*** Opening of Excerpted passage ***

This is where you can add drivers to your install so that you do not have to do it manually. Click on insert to select the driver that you wish to add. If you have EXE’s for your driver(s) you will have to extract them. In most cases you will be able to right-click and click extract (assuming you have something to extract them with installed). This will create a folder and most likely in that folder will be at least one inf file. If there are more than one in there named the same with number trailing (to indicate a continuation) you only need to select the first one, and the others will be pulled. Repeat for all the drives you wish to add and click Apply.
This is the screen that is shown while the process takes place. As you can see, you can select the amount of system resources the vLite uses to complete the procedure. If you do not plan on doing other tasks while this is running, it will get done faster by putting it on High Priority. Once that completes, click on next and it will take you to the following screen:
This window will allow you to create and burn the CD/ISO for your custom Vista Install. I usually only use it to create the ISO and leave the burning to an App made to do it, such as Alcohol 120 or Nero. Make sure the mode is on create image, and the you put a name that you want in the image name box. Then click on make ISO to bring the browse window up:
Name the ISO file whatever you would like. Tip: I usually put the ISO in the directory that contains the install files that I used to create the build. This allows me to keep track of the files that are used, and the ones that are not, as well as allowing me to create another ISO if this one is faulty. After this procedure completes you can click on finish and vLite will close. If you browse to the folder that you selected you will see you image file:
As you can see – this install is 875 Megs. As I stated before, with proper configuration you can get the install down to fit on a CD. Drivers also can take up a lot of space, keep in mind that Vista has a lot of drivers in it already for most of its devices, however you can remove all of these in the section that can remove features. If you have the drivers for your devices, it will take less space to remove all the drivers from Vista and add just the ones you need in the “Add Drivers Section”. Using this methodology, you can get your install well under what we have created here. thank-you for viewing and good luck.

*** Close of Excerpted passage ***
*** Opening of Data for analysis ***

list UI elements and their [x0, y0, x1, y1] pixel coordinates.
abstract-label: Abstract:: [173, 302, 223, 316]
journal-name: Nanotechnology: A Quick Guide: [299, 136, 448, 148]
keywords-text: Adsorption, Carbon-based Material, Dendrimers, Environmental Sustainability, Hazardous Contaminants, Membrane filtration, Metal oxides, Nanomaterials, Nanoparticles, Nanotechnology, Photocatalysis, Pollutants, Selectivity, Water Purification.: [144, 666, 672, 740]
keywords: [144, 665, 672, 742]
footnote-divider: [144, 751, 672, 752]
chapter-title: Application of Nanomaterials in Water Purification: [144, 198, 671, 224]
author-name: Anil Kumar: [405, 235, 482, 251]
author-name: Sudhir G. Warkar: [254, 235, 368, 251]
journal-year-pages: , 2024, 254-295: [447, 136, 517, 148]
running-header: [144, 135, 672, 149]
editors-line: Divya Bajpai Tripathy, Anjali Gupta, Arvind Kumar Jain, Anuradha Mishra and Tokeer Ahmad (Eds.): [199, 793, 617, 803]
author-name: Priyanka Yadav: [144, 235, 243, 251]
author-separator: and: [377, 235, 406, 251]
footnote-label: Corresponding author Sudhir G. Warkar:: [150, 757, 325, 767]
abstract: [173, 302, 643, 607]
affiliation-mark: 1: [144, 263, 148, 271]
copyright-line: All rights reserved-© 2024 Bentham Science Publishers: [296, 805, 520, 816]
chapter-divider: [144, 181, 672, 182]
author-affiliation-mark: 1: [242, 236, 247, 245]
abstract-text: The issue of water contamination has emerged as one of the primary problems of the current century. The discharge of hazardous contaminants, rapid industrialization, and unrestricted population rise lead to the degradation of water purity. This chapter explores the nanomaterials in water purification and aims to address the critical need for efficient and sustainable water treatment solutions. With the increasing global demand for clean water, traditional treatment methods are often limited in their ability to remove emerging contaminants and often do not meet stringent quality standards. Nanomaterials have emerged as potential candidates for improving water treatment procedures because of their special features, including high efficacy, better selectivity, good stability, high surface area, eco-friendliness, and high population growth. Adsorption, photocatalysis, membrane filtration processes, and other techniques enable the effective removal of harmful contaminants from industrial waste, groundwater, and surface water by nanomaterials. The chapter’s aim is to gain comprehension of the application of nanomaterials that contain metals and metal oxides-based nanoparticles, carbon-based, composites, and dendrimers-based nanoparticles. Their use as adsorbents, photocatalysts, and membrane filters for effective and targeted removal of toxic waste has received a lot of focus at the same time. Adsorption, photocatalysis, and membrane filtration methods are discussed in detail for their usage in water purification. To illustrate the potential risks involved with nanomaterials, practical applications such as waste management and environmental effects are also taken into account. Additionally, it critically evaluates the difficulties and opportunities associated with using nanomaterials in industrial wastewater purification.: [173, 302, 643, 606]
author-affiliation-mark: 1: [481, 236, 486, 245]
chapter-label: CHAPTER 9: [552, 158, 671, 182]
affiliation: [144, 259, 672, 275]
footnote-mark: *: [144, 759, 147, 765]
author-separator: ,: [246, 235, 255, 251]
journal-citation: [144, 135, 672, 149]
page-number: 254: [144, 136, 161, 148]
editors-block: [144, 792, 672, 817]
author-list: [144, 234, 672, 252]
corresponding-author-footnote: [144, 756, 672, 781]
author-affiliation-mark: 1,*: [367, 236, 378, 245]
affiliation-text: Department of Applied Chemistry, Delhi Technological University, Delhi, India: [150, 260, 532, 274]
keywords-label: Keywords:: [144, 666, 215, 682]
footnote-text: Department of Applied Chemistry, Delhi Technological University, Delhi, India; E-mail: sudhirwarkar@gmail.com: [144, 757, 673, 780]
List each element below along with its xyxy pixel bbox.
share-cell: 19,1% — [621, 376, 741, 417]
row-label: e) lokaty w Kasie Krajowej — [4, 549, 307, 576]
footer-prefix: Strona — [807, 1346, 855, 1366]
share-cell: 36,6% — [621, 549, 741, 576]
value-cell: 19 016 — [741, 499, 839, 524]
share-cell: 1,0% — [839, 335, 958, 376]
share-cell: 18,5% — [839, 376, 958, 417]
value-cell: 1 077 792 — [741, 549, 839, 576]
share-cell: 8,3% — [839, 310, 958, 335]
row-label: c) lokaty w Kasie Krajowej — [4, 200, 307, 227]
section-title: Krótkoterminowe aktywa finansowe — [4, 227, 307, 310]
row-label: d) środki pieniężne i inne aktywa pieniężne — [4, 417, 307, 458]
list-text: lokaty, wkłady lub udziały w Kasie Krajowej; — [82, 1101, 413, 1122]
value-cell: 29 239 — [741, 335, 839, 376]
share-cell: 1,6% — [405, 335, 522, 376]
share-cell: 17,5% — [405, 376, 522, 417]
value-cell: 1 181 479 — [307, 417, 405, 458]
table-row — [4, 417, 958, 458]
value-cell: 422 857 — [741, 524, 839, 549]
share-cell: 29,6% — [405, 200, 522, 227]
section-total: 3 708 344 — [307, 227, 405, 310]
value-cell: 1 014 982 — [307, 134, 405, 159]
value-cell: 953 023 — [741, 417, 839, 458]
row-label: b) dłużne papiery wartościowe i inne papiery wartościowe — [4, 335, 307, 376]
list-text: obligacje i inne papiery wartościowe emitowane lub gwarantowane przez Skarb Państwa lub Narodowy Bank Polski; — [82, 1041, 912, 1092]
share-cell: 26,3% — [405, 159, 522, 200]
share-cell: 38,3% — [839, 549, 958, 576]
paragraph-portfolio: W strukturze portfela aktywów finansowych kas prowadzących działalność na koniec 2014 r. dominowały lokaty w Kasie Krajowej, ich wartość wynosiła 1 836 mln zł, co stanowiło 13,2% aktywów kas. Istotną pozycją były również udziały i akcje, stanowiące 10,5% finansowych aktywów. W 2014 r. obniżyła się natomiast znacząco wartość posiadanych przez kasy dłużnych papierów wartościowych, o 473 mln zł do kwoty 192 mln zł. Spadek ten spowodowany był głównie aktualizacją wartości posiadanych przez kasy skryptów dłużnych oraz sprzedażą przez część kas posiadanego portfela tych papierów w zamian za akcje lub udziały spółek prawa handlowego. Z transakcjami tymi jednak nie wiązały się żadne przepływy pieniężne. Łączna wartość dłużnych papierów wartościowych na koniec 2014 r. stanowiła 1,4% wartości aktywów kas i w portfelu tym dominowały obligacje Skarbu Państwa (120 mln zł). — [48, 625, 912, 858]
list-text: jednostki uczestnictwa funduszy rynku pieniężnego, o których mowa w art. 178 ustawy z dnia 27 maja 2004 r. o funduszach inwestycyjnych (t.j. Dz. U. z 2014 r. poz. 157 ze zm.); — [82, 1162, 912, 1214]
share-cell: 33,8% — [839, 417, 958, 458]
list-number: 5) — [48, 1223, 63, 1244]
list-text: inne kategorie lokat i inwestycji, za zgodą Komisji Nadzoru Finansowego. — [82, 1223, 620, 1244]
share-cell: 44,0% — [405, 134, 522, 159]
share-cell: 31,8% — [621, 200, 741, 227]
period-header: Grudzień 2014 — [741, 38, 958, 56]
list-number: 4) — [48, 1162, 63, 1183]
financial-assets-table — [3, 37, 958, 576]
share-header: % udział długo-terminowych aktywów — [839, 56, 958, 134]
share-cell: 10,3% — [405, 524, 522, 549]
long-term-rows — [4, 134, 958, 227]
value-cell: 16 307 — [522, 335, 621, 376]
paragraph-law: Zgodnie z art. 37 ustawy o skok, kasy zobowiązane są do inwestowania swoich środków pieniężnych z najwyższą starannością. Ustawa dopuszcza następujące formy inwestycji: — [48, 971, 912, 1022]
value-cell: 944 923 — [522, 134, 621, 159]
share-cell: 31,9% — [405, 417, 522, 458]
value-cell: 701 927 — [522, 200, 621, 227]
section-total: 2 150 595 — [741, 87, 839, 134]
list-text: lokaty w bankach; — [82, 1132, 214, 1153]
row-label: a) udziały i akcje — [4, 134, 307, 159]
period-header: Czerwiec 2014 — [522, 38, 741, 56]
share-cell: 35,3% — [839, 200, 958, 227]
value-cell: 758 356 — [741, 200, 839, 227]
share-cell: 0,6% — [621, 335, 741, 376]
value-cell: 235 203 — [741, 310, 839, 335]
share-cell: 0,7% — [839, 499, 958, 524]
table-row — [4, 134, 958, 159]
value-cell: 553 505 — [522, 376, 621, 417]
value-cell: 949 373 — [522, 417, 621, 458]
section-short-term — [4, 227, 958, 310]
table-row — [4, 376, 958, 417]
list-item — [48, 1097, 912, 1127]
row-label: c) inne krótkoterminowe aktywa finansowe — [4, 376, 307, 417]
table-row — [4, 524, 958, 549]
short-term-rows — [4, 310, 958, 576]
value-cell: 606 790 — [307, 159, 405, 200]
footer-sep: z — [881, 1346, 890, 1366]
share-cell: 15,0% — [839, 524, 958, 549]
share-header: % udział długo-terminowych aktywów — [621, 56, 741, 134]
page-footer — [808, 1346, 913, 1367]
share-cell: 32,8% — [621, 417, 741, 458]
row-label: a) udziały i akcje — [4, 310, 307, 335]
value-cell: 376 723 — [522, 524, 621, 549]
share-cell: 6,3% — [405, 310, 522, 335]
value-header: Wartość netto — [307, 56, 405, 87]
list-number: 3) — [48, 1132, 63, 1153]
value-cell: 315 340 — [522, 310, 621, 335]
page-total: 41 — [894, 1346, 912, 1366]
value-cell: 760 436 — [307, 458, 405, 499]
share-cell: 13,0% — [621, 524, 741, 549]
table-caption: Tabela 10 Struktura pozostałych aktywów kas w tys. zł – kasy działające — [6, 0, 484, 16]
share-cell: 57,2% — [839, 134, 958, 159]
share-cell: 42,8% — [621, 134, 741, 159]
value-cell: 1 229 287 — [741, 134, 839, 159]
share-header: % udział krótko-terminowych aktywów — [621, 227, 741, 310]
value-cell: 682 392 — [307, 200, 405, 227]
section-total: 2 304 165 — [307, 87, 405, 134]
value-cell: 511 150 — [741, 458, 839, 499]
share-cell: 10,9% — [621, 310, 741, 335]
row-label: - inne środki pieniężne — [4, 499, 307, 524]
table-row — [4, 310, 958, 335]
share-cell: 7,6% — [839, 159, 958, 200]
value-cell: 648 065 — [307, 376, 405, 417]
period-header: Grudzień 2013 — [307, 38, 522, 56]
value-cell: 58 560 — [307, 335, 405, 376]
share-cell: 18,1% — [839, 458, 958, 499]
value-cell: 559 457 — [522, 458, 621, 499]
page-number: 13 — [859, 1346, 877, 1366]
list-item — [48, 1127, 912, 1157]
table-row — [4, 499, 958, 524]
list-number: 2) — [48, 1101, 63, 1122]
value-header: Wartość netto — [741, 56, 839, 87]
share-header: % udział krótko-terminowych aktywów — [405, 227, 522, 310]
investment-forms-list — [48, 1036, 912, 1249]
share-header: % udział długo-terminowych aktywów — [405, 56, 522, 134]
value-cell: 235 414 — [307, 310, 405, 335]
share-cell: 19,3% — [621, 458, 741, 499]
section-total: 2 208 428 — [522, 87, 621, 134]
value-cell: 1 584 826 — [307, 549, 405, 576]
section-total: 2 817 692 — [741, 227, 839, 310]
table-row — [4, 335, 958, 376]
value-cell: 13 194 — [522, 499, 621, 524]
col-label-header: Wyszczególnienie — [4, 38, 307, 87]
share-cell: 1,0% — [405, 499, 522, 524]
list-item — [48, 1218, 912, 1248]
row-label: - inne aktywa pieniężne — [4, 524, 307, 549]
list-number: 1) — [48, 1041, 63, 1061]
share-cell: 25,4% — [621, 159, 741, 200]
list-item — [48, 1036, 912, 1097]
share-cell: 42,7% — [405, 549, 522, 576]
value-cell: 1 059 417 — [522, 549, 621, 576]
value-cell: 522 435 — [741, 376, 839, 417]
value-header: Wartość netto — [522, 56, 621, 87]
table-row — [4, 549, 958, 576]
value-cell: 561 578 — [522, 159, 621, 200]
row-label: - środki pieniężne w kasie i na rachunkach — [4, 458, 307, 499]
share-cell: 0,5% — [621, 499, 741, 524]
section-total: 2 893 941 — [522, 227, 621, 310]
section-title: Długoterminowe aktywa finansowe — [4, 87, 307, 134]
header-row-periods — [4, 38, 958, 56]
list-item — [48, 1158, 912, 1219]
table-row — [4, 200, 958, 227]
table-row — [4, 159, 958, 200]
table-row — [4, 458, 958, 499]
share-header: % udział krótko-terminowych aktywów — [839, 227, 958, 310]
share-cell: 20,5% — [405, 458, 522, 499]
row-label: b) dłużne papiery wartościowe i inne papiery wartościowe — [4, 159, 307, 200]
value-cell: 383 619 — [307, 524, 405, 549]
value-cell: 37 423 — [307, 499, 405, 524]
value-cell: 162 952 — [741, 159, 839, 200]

*** Close of Data for analysis ***

> _What you will do_:
1 > In the vLite tutorial, rewrite the paragraph beginning "This is the screen that is shown" more concisely, keeping its main facts.
2 > Retype the portion of the vLite tutorial from "This is where" up to and including "and click Apply.".
The records above are separate material and have no connection to the vLite tutorial.

> _Results for the exercise_:
1 > This screen appears while the process runs and lets you choose how much of the system's resources vLite uses. If you will not be doing other work in the meantime, setting it to High Priority finishes the job faster. When it completes, click next to go to the following screen.

2 >
This is where you can add drivers to your install so that you do not have to do it manually. Click on insert to select the driver that you wish to add. If you have EXE’s for your driver(s) you will have to extract them. In most cases you will be able to right-click and click extract (assuming you have something to extract them with installed). This will create a folder and most likely in that folder will be at least one inf file. If there are more than one in there named the same with number trailing (to indicate a continuation) you only need to select the first one, and the others will be pulled. Repeat for all the drives you wish to add and click Apply.